→ Data:
##############################
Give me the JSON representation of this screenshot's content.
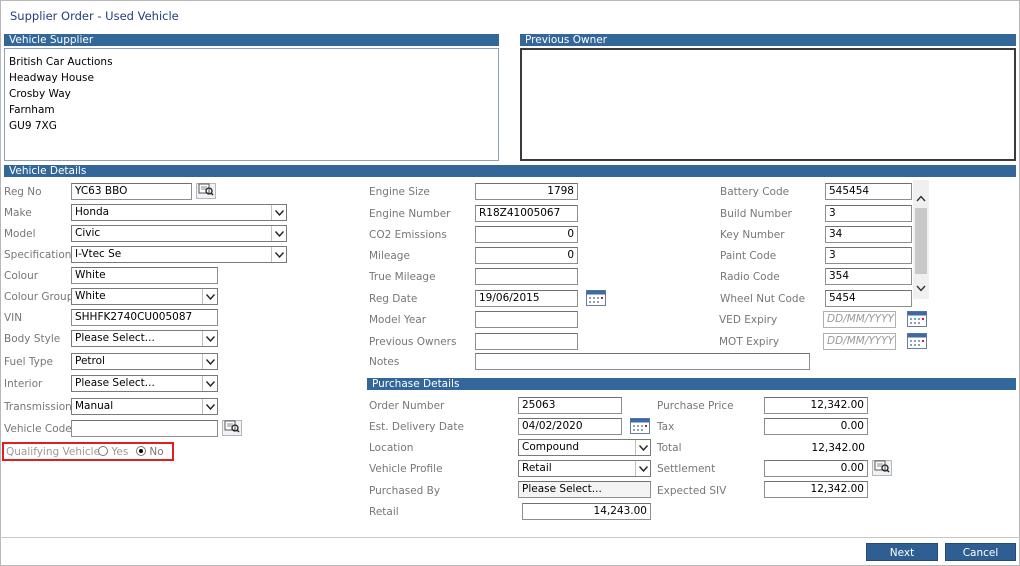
{
  "window": {
    "title": "Supplier Order - Used Vehicle"
  },
  "supplier": {
    "header": "Vehicle Supplier",
    "lines": [
      "British Car Auctions",
      "Headway House",
      "Crosby Way",
      "Farnham",
      "GU9 7XG"
    ]
  },
  "previous_owner": {
    "header": "Previous Owner"
  },
  "vehicle": {
    "header": "Vehicle Details",
    "reg_no": {
      "label": "Reg No",
      "value": "YC63 BBO"
    },
    "make": {
      "label": "Make",
      "value": "Honda"
    },
    "model": {
      "label": "Model",
      "value": "Civic"
    },
    "specification": {
      "label": "Specification",
      "value": "I-Vtec Se"
    },
    "colour": {
      "label": "Colour",
      "value": "White"
    },
    "colour_group": {
      "label": "Colour Group",
      "value": "White"
    },
    "vin": {
      "label": "VIN",
      "value": "SHHFK2740CU005087"
    },
    "body_style": {
      "label": "Body Style",
      "value": "Please Select..."
    },
    "fuel_type": {
      "label": "Fuel Type",
      "value": "Petrol"
    },
    "interior": {
      "label": "Interior",
      "value": "Please Select..."
    },
    "transmission": {
      "label": "Transmission",
      "value": "Manual"
    },
    "vehicle_code": {
      "label": "Vehicle Code",
      "value": ""
    },
    "qualifying": {
      "label": "Qualifying Vehicle",
      "yes": "Yes",
      "no": "No",
      "selected": "No"
    },
    "engine_size": {
      "label": "Engine Size",
      "value": "1798"
    },
    "engine_number": {
      "label": "Engine Number",
      "value": "R18Z41005067"
    },
    "co2": {
      "label": "CO2 Emissions",
      "value": "0"
    },
    "mileage": {
      "label": "Mileage",
      "value": "0"
    },
    "true_mileage": {
      "label": "True Mileage",
      "value": ""
    },
    "reg_date": {
      "label": "Reg Date",
      "value": "19/06/2015"
    },
    "model_year": {
      "label": "Model Year",
      "value": ""
    },
    "previous_owners": {
      "label": "Previous Owners",
      "value": ""
    },
    "notes": {
      "label": "Notes",
      "value": ""
    },
    "battery_code": {
      "label": "Battery Code",
      "value": "545454"
    },
    "build_number": {
      "label": "Build Number",
      "value": "3"
    },
    "key_number": {
      "label": "Key Number",
      "value": "34"
    },
    "paint_code": {
      "label": "Paint Code",
      "value": "3"
    },
    "radio_code": {
      "label": "Radio Code",
      "value": "354"
    },
    "wheel_nut_code": {
      "label": "Wheel Nut Code",
      "value": "5454"
    },
    "ved_expiry": {
      "label": "VED Expiry",
      "placeholder": "DD/MM/YYYY"
    },
    "mot_expiry": {
      "label": "MOT Expiry",
      "placeholder": "DD/MM/YYYY"
    }
  },
  "purchase": {
    "header": "Purchase Details",
    "order_number": {
      "label": "Order Number",
      "value": "25063"
    },
    "est_delivery": {
      "label": "Est. Delivery Date",
      "value": "04/02/2020"
    },
    "location": {
      "label": "Location",
      "value": "Compound"
    },
    "vehicle_profile": {
      "label": "Vehicle Profile",
      "value": "Retail"
    },
    "purchased_by": {
      "label": "Purchased By",
      "value": "Please Select..."
    },
    "retail": {
      "label": "Retail",
      "value": "14,243.00"
    },
    "purchase_price": {
      "label": "Purchase Price",
      "value": "12,342.00"
    },
    "tax": {
      "label": "Tax",
      "value": "0.00"
    },
    "total": {
      "label": "Total",
      "value": "12,342.00"
    },
    "settlement": {
      "label": "Settlement",
      "value": "0.00"
    },
    "expected_siv": {
      "label": "Expected SIV",
      "value": "12,342.00"
    }
  },
  "buttons": {
    "next": "Next",
    "cancel": "Cancel"
  },
  "colors": {
    "header_bg": "#336699",
    "title": "#1f3f7a",
    "highlight": "#e02020",
    "button_bg": "#2f5f92"
  }
}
##############################
→ Task goal: Set down the complete material exactly, but do not include the images.

→ Task answer:
Give me the JSON representation of this screenshot's content.
{
  "window": {
    "title": "Supplier Order - Used Vehicle"
  },
  "supplier": {
    "header": "Vehicle Supplier",
    "lines": [
      "British Car Auctions",
      "Headway House",
      "Crosby Way",
      "Farnham",
      "GU9 7XG"
    ]
  },
  "previous_owner": {
    "header": "Previous Owner"
  },
  "vehicle": {
    "header": "Vehicle Details",
    "reg_no": {
      "label": "Reg No",
      "value": "YC63 BBO"
    },
    "make": {
      "label": "Make",
      "value": "Honda"
    },
    "model": {
      "label": "Model",
      "value": "Civic"
    },
    "specification": {
      "label": "Specification",
      "value": "I-Vtec Se"
    },
    "colour": {
      "label": "Colour",
      "value": "White"
    },
    "colour_group": {
      "label": "Colour Group",
      "value": "White"
    },
    "vin": {
      "label": "VIN",
      "value": "SHHFK2740CU005087"
    },
    "body_style": {
      "label": "Body Style",
      "value": "Please Select..."
    },
    "fuel_type": {
      "label": "Fuel Type",
      "value": "Petrol"
    },
    "interior": {
      "label": "Interior",
      "value": "Please Select..."
    },
    "transmission": {
      "label": "Transmission",
      "value": "Manual"
    },
    "vehicle_code": {
      "label": "Vehicle Code",
      "value": ""
    },
    "qualifying": {
      "label": "Qualifying Vehicle",
      "yes": "Yes",
      "no": "No",
      "selected": "No"
    },
    "engine_size": {
      "label": "Engine Size",
      "value": "1798"
    },
    "engine_number": {
      "label": "Engine Number",
      "value": "R18Z41005067"
    },
    "co2": {
      "label": "CO2 Emissions",
      "value": "0"
    },
    "mileage": {
      "label": "Mileage",
      "value": "0"
    },
    "true_mileage": {
      "label": "True Mileage",
      "value": ""
    },
    "reg_date": {
      "label": "Reg Date",
      "value": "19/06/2015"
    },
    "model_year": {
      "label": "Model Year",
      "value": ""
    },
    "previous_owners": {
      "label": "Previous Owners",
      "value": ""
    },
    "notes": {
      "label": "Notes",
      "value": ""
    },
    "battery_code": {
      "label": "Battery Code",
      "value": "545454"
    },
    "build_number": {
      "label": "Build Number",
      "value": "3"
    },
    "key_number": {
      "label": "Key Number",
      "value": "34"
    },
    "paint_code": {
      "label": "Paint Code",
      "value": "3"
    },
    "radio_code": {
      "label": "Radio Code",
      "value": "354"
    },
    "wheel_nut_code": {
      "label": "Wheel Nut Code",
      "value": "5454"
    },
    "ved_expiry": {
      "label": "VED Expiry",
      "placeholder": "DD/MM/YYYY"
    },
    "mot_expiry": {
      "label": "MOT Expiry",
      "placeholder": "DD/MM/YYYY"
    }
  },
  "purchase": {
    "header": "Purchase Details",
    "order_number": {
      "label": "Order Number",
      "value": "25063"
    },
    "est_delivery": {
      "label": "Est. Delivery Date",
      "value": "04/02/2020"
    },
    "location": {
      "label": "Location",
      "value": "Compound"
    },
    "vehicle_profile": {
      "label": "Vehicle Profile",
      "value": "Retail"
    },
    "purchased_by": {
      "label": "Purchased By",
      "value": "Please Select..."
    },
    "retail": {
      "label": "Retail",
      "value": "14,243.00"
    },
    "purchase_price": {
      "label": "Purchase Price",
      "value": "12,342.00"
    },
    "tax": {
      "label": "Tax",
      "value": "0.00"
    },
    "total": {
      "label": "Total",
      "value": "12,342.00"
    },
    "settlement": {
      "label": "Settlement",
      "value": "0.00"
    },
    "expected_siv": {
      "label": "Expected SIV",
      "value": "12,342.00"
    }
  },
  "buttons": {
    "next": "Next",
    "cancel": "Cancel"
  },
  "colors": {
    "header_bg": "#336699",
    "title": "#1f3f7a",
    "highlight": "#e02020",
    "button_bg": "#2f5f92"
  }
}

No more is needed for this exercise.